Re: Spark streaming alerting

Posted by Helena Edelson <he...@datastax.com>.
Streaming _from_ cassandra, CassandraInputDStream, is coming BTW https://issues.apache.org/jira/browse/SPARK-6283 <https://issues.apache.org/jira/browse/SPARK-6283>
I am working on it now.

Helena
@helenaedelson

> On Mar 23, 2015, at 5:22 AM, Khanderao Kand Gmail <kh...@gmail.com> wrote:
> 
> Akhil 
> 
> You are right in tour answer to what Mohit wrote. However what Mohit seems to be alluring but did not write properly might be different.
> 
> Mohit
> 
> You are wrong in saying "generally" streaming works in HDFS and cassandra . Streaming typically works with streaming or queing source like Kafka, kinesis, Twitter, flume, zeroMQ, etc (but can also from HDFS and S3 ) However , streaming context ( "receiver" wishing the streaming context ) gets events/messages/records and forms a time window based batch (RDD)- 
> 
> So there is a maximum gap of window time from alert message was available to spark and when the processing happens. I think you meant about this. 
> 
> As per spark programming model, RDD is the right way to deal with data.  If you are fine with the minimum delay of say a sec (based on min time window that dstreaming can support) then what Rohit gave is a right model. 
> 
> Khanderao
> 
> On Mar 22, 2015, at 11:39 PM, Akhil Das <akhil@sigmoidanalytics.com <ma...@sigmoidanalytics.com>> wrote:
> 
>> What do you mean you can't send it directly from spark workers? Here's a simple approach which you could do:
>> 
>>     val data = ssc.textFileStream("sigmoid/")
>>     val dist = data.filter(_.contains("ERROR")).foreachRDD(rdd => alert("Errors :" + rdd.count()))
>> 
>> And the alert() function could be anything triggering an email or sending an SMS alert.
>> 
>> Thanks
>> Best Regards
>> 
>> On Sun, Mar 22, 2015 at 1:52 AM, Mohit Anchlia <mohitanchlia@gmail.com <ma...@gmail.com>> wrote:
>> Is there a module in spark streaming that lets you listen to the alerts/conditions as they happen in the streaming module? Generally spark streaming components will execute on large set of clusters like hdfs or Cassandra, however when it comes to alerting you generally can't send it directly from the spark workers, which means you need a way to listen to the alerts.
>> 


Re: Spark streaming alerting

Posted by Tathagata Das <td...@databricks.com>.
Something like that is not really supported out of the box. You will have
to implement your RPC mechanism (sending stuff back to the driver for
forwarding) own for that.

# Records

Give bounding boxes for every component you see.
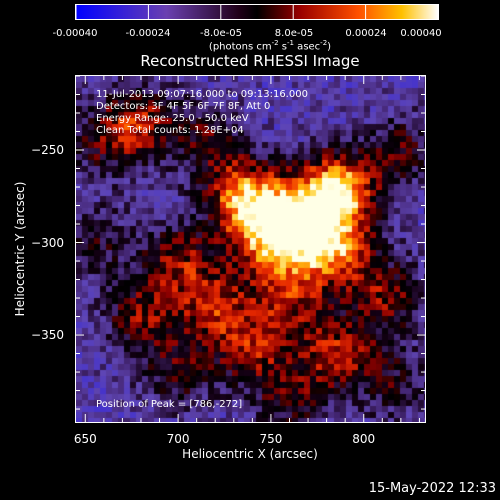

---

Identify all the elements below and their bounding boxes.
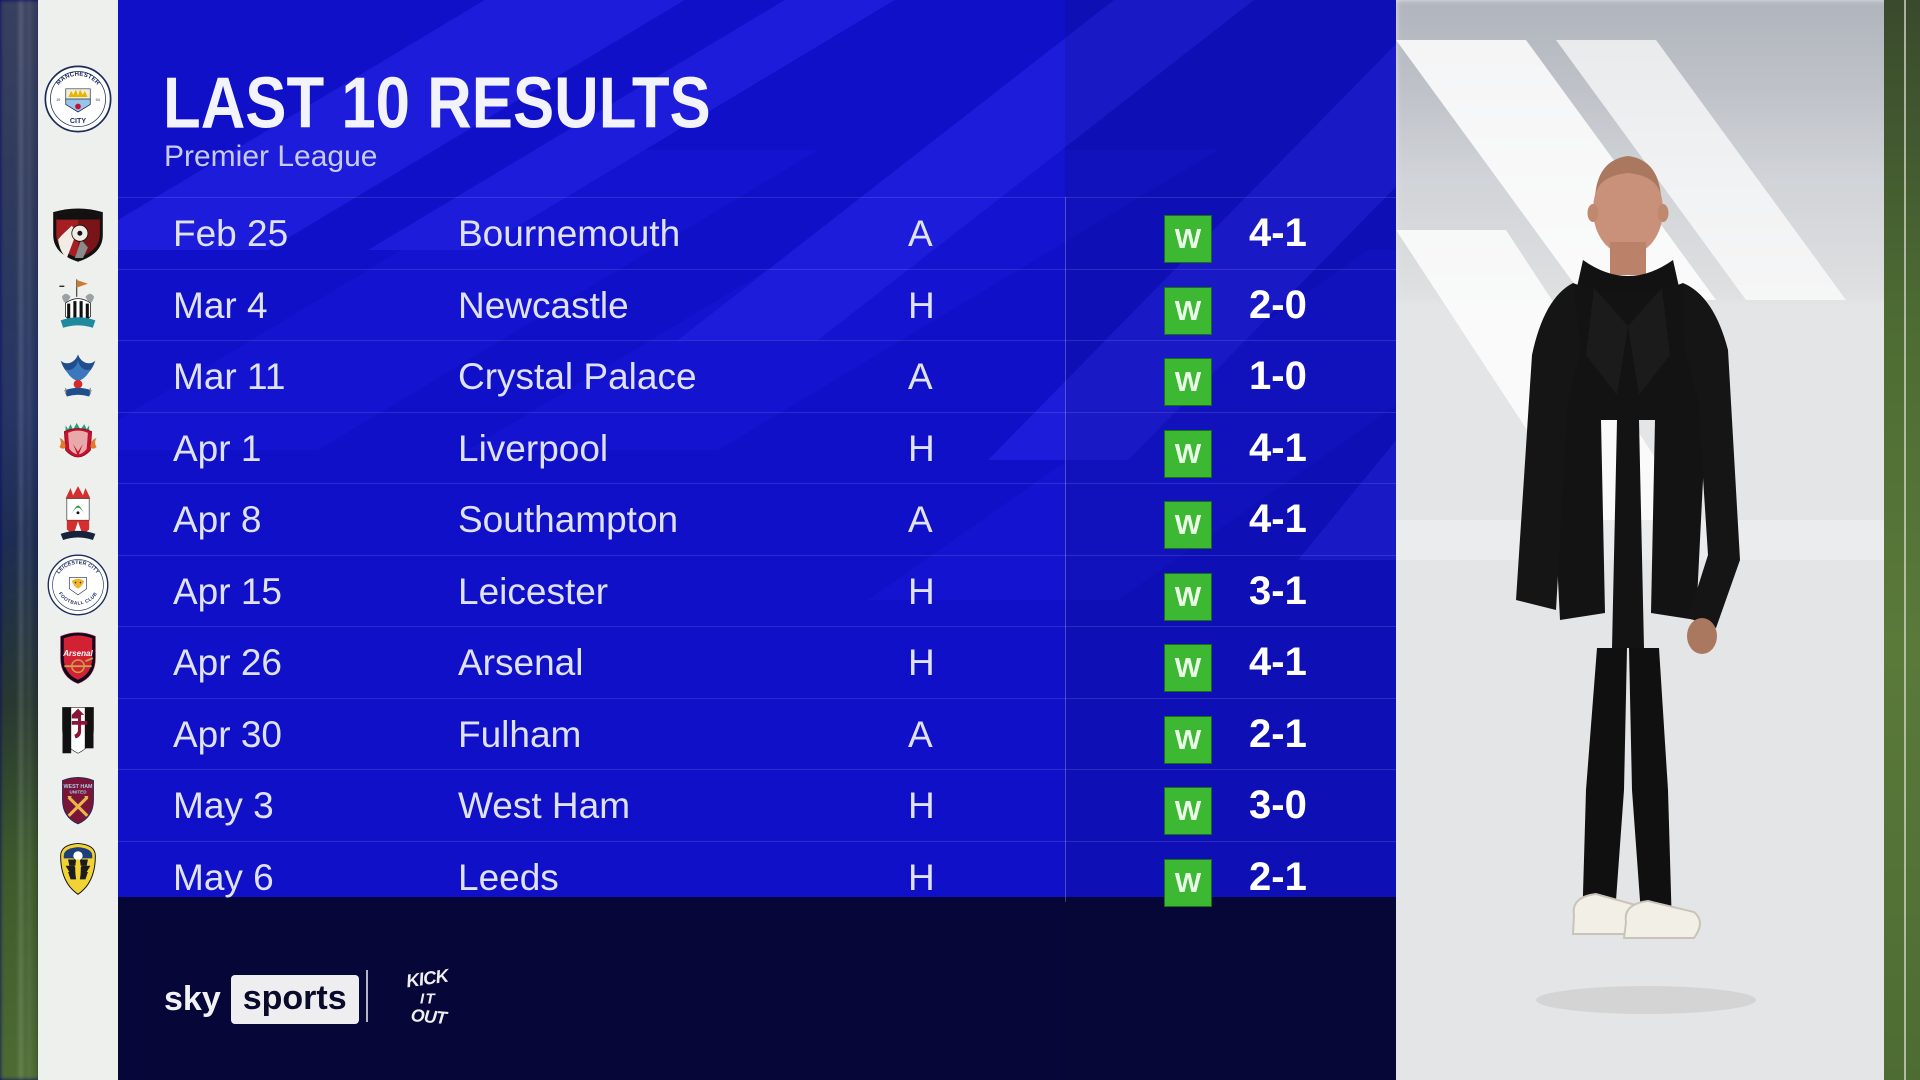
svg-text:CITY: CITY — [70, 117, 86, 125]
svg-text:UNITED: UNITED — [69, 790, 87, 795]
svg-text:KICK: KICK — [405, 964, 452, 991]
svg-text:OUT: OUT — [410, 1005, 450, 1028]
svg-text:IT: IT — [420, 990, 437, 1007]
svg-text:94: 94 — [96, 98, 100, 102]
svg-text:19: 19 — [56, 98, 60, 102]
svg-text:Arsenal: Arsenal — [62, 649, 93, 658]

# The request
Transcribe a section of the Spark streaming thread, beginning at the words "Something like that" and stopping after "own for that.". These items have nothing to do with the Spark streaming thread.

# Response to the task
Something like that is not really supported out of the box. You will have
to implement your RPC mechanism (sending stuff back to the driver for
forwarding) own for that.